Given exercise A: Pull out the records from the line containing "series-line-dash-dot [84, 27, 576, 136]" through the line containing "For every button, label, input, icon, or", both included, and reproduce each line character for character.

For systems that prioritize storage efficiency, use content-defined chunking (CDC) instead of fixed-size chunks. CDC produces stable chunk boundaries even when bytes are inserted or deleted. [src7]

# cdc_chunking.py -- Content-Defined Chunking using Rabin fingerprint
import hashlib

WINDOW_SIZE = 48
MIN_CHUNK = 2 * 1024 * 1024    # 2MB minimum
MAX_CHUNK = 8 * 1024 * 1024    # 8MB maximum
TARGET_CHUNK = 4 * 1024 * 1024 # 4MB target
MASK = (1 << 22) - 1           # ~4MB average with 22-bit mask

def chunk_file_cdc(filepath: str) -> list[dict]:
    """Split file using content-defined chunking."""
    chunks = []
    with open(filepath, "rb") as f:
        buf = bytearray()
        fingerprint = 0

        while True:
            byte = f.read(1)
            if not byte:
                if buf:
                    h = hashlib.sha256(bytes(buf)).hexdigest()
                    chunks.append({"hash": h, "size": len(buf)})
                break

            buf.append(byte[0])
            if len(buf) < MIN_CHUNK:
                continue

            fingerprint = ((fingerprint << 1) + byte[0]) & 0xFFFFFFFF

            if (fingerprint & MASK) == 0 or len(buf) >= MAX_CHUNK:
                h = hashlib.sha256(bytes(buf)).hexdigest()
                chunks.append({"hash": h, "size": len(buf)})
                buf = bytearray()

Element and region listings
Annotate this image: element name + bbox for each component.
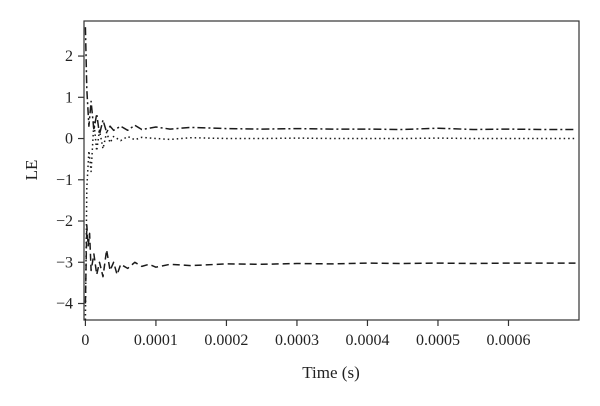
series-line-dash-dot [84, 27, 576, 136]
y-tick-label: −3 [56, 254, 73, 271]
y-tick-label: −4 [56, 296, 73, 313]
x-tick-label: 0.0001 [134, 332, 178, 349]
x-tick-label: 0 [81, 332, 89, 349]
series-layer [84, 27, 576, 320]
y-tick-label: −2 [56, 213, 73, 230]
x-axis-ticks: 0 0.0001 0.0002 0.0003 0.0004 0.0005 0.0006 [81, 320, 530, 349]
x-tick-label: 0.0005 [416, 332, 460, 349]
y-axis-ticks: −4 −3 −2 −1 0 1 2 [56, 48, 84, 313]
x-tick-label: 0.0006 [486, 332, 530, 349]
x-axis-title: Time (s) [302, 363, 359, 382]
series-line-dashed [84, 224, 576, 304]
y-tick-label: 1 [65, 89, 73, 106]
y-tick-label: 2 [65, 48, 73, 65]
y-tick-label: −1 [56, 172, 73, 189]
y-axis-title: LE [22, 160, 41, 181]
x-tick-label: 0.0004 [345, 332, 389, 349]
plot-frame [83, 20, 580, 321]
series-line-dotted [84, 121, 576, 320]
y-tick-label: 0 [65, 131, 73, 148]
x-tick-label: 0.0003 [275, 332, 319, 349]
x-tick-label: 0.0002 [204, 332, 248, 349]
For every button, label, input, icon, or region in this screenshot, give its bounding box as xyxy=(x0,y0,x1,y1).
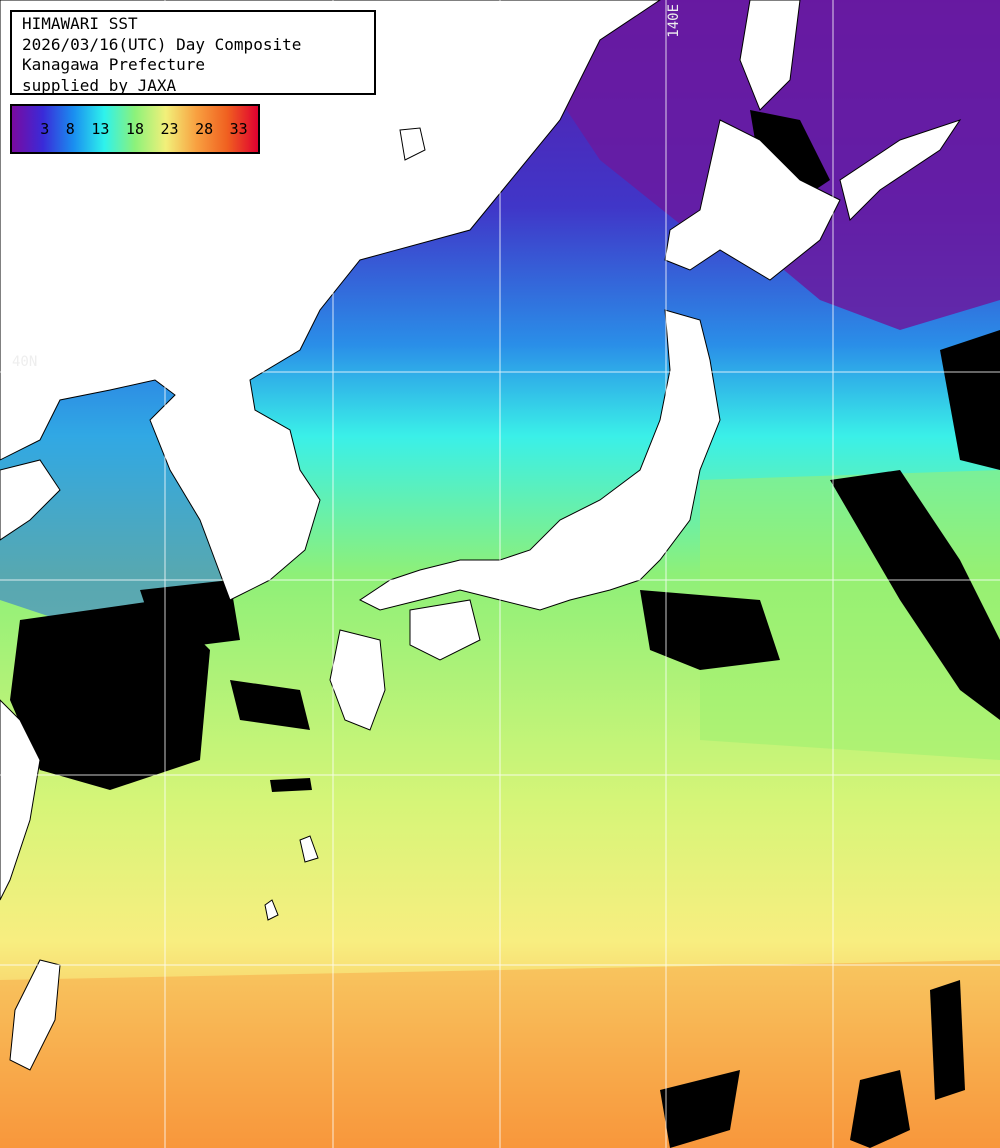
lat-label-40n: 40N xyxy=(12,354,38,370)
lat-label-30n: 30N xyxy=(12,758,38,774)
legend-tick: 13 xyxy=(91,120,110,138)
title-line-3: Kanagawa Prefecture xyxy=(22,55,206,74)
island-a xyxy=(399,127,426,161)
title-line-1: HIMAWARI SST xyxy=(22,14,138,33)
honshu xyxy=(359,309,721,611)
russia-northeast xyxy=(839,119,962,221)
island-b xyxy=(299,835,319,863)
china-coast-south xyxy=(0,699,41,901)
kyushu xyxy=(329,629,386,731)
china-coast xyxy=(0,459,61,541)
sakhalin xyxy=(739,0,801,111)
temperature-legend: 3 8 13 18 23 28 33 xyxy=(10,104,260,154)
legend-tick: 8 xyxy=(65,120,75,138)
legend-tick: 3 xyxy=(40,120,50,138)
lon-label-140e: 140E xyxy=(666,4,682,38)
shikoku xyxy=(409,599,481,661)
legend-tick: 33 xyxy=(229,120,248,138)
legend-tick: 18 xyxy=(125,120,144,138)
legend-tick: 28 xyxy=(195,120,214,138)
title-box: HIMAWARI SST 2026/03/16(UTC) Day Composi… xyxy=(10,10,376,95)
title-line-4: supplied by JAXA xyxy=(22,75,177,95)
title-line-2: 2026/03/16(UTC) Day Composite xyxy=(22,34,302,54)
hokkaido xyxy=(664,119,841,281)
legend-tick: 23 xyxy=(160,120,179,138)
island-c xyxy=(264,899,279,921)
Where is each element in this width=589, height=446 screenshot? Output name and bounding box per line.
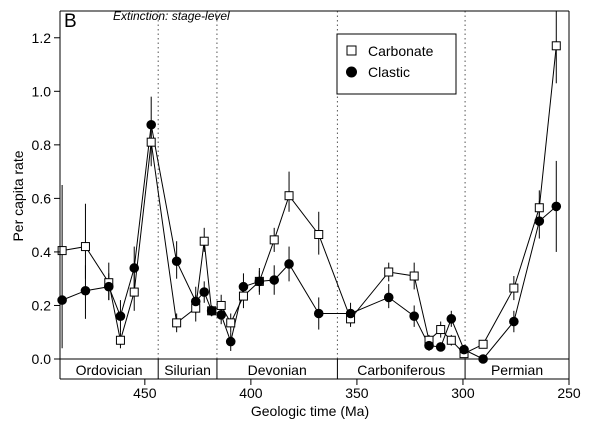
point-clastic-23 (459, 344, 469, 355)
legend-clastic-marker (346, 66, 357, 78)
period-label-silurian: Silurian (164, 362, 211, 378)
y-tick-label-3: 0.6 (32, 190, 52, 206)
point-clastic-0 (57, 295, 67, 305)
point-carbonate-18 (384, 267, 394, 277)
point-clastic-9 (206, 306, 217, 316)
point-carbonate-5 (146, 137, 156, 147)
y-tick-label-2: 0.4 (32, 244, 52, 260)
period-label-devonian: Devonian (248, 362, 307, 378)
y-tick-label-5: 1.0 (32, 83, 52, 99)
point-carbonate-1 (80, 242, 90, 252)
point-carbonate-4 (129, 287, 139, 297)
point-carbonate-16 (314, 230, 324, 240)
y-axis-ticks: 0.0 0.2 0.4 0.6 0.8 1.0 1.2 (32, 30, 60, 367)
point-carbonate-19 (409, 271, 419, 281)
point-carbonate-21 (436, 325, 446, 335)
point-clastic-8 (199, 287, 210, 297)
period-label-carboniferous: Carboniferous (357, 362, 445, 378)
chart-subtitle: Extinction: stage-level (113, 9, 230, 23)
point-carbonate-6 (172, 318, 182, 328)
point-carbonate-3 (115, 335, 125, 345)
point-carbonate-11 (226, 318, 236, 328)
point-clastic-2 (103, 281, 114, 292)
point-clastic-12 (238, 281, 249, 292)
point-carbonate-14 (269, 235, 279, 245)
point-clastic-25 (509, 316, 519, 327)
series-line-carbonate (62, 45, 557, 355)
point-carbonate-22 (446, 335, 456, 345)
legend: Carbonate Clastic (336, 33, 457, 95)
point-carbonate-25 (509, 283, 519, 293)
x-axis-title: Geologic time (Ma) (251, 403, 369, 419)
x-tick-label-250: 250 (557, 385, 581, 401)
x-tick-label-450: 450 (133, 385, 157, 401)
legend-carbonate-label: Carbonate (368, 43, 434, 59)
point-clastic-16 (313, 308, 324, 319)
point-carbonate-26 (534, 203, 544, 213)
panel-letter: B (64, 11, 77, 32)
y-tick-label-0: 0.0 (32, 351, 52, 367)
y-tick-label-4: 0.8 (32, 137, 52, 153)
x-axis-ticks: 450 400 350 300 250 (133, 379, 581, 401)
point-carbonate-0 (57, 246, 67, 256)
legend-box (336, 33, 457, 95)
period-band: Ordovician Silurian Devonian Carboniferous P… (76, 359, 543, 379)
point-clastic-3 (115, 311, 126, 321)
series-lines (61, 45, 557, 360)
error-bars (61, 11, 557, 359)
point-clastic-14 (269, 275, 280, 285)
point-clastic-22 (446, 314, 457, 324)
period-label-ordovician: Ordovician (76, 362, 143, 378)
point-carbonate-15 (284, 191, 294, 201)
point-clastic-19 (409, 311, 419, 321)
point-clastic-26 (534, 216, 545, 226)
y-tick-label-6: 1.2 (32, 30, 52, 46)
y-tick-label-1: 0.2 (32, 297, 52, 313)
data-points (57, 41, 562, 364)
x-tick-label-350: 350 (345, 385, 369, 401)
y-axis-title: Per capita rate (10, 150, 26, 241)
point-clastic-1 (80, 285, 91, 296)
point-clastic-13 (254, 276, 265, 287)
point-carbonate-8 (199, 236, 209, 246)
point-clastic-18 (383, 292, 394, 303)
point-clastic-5 (146, 119, 156, 130)
point-carbonate-24 (478, 339, 488, 349)
legend-clastic-label: Clastic (368, 64, 410, 80)
point-carbonate-12 (238, 291, 248, 301)
point-clastic-6 (171, 256, 182, 267)
point-clastic-7 (190, 296, 201, 307)
axes (59, 10, 570, 380)
legend-carbonate-marker (346, 45, 357, 56)
series-line-clastic (61, 124, 557, 360)
point-clastic-11 (225, 336, 236, 347)
x-tick-label-400: 400 (239, 385, 263, 401)
point-clastic-17 (345, 308, 356, 319)
point-clastic-27 (551, 201, 562, 212)
point-carbonate-27 (551, 41, 561, 51)
point-clastic-21 (435, 342, 446, 352)
point-clastic-20 (424, 340, 434, 351)
point-carbonate-10 (216, 300, 226, 310)
period-label-permian: Permian (491, 362, 543, 378)
point-clastic-4 (129, 263, 140, 273)
point-clastic-10 (216, 310, 226, 320)
point-clastic-15 (284, 259, 294, 269)
x-tick-label-300: 300 (451, 385, 475, 401)
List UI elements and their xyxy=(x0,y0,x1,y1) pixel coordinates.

Given exercise B: Does the content-defined chunking text support each statement? (i) The minimum chunk size is 2MB. (ii) Each chunk's hash is computed with MD5. (iii) The window size is set to 64. Answer yes or no for each, quoting the deciding words.

Response A:
series-line-dash-dot [84, 27, 576, 136]
y-tick-label: −3 [56, 254, 73, 271]
y-tick-label: −4 [56, 296, 73, 313]
x-tick-label: 0.0001 [134, 332, 178, 349]
x-tick-label: 0 [81, 332, 89, 349]
series-layer [84, 27, 576, 320]
y-tick-label: −2 [56, 213, 73, 230]
x-axis-ticks: 0 0.0001 0.0002 0.0003 0.0004 0.0005 0.0006 [81, 320, 530, 349]
x-tick-label: 0.0005 [416, 332, 460, 349]
y-axis-ticks: −4 −3 −2 −1 0 1 2 [56, 48, 84, 313]
x-tick-label: 0.0006 [486, 332, 530, 349]
x-axis-title: Time (s) [302, 363, 359, 382]
series-line-dashed [84, 224, 576, 304]
y-tick-label: 1 [65, 89, 73, 106]
y-tick-label: 2 [65, 48, 73, 65]
y-tick-label: −1 [56, 172, 73, 189]
y-axis-title: LE [22, 160, 41, 181]
x-tick-label: 0.0004 [345, 332, 389, 349]
plot-frame [83, 20, 580, 321]
series-line-dotted [84, 121, 576, 320]
y-tick-label: 0 [65, 131, 73, 148]
x-tick-label: 0.0003 [275, 332, 319, 349]
x-tick-label: 0.0002 [204, 332, 248, 349]
For every button, label, input, icon, or region in this screenshot, give its bounding box as xyxy=(x0,y0,x1,y1).

Response B:
(i) Yes: "# 2MB minimum"
(ii) No: "hashlib.sha256(bytes(buf)).hexdigest()"
(iii) No: "WINDOW_SIZE = 48"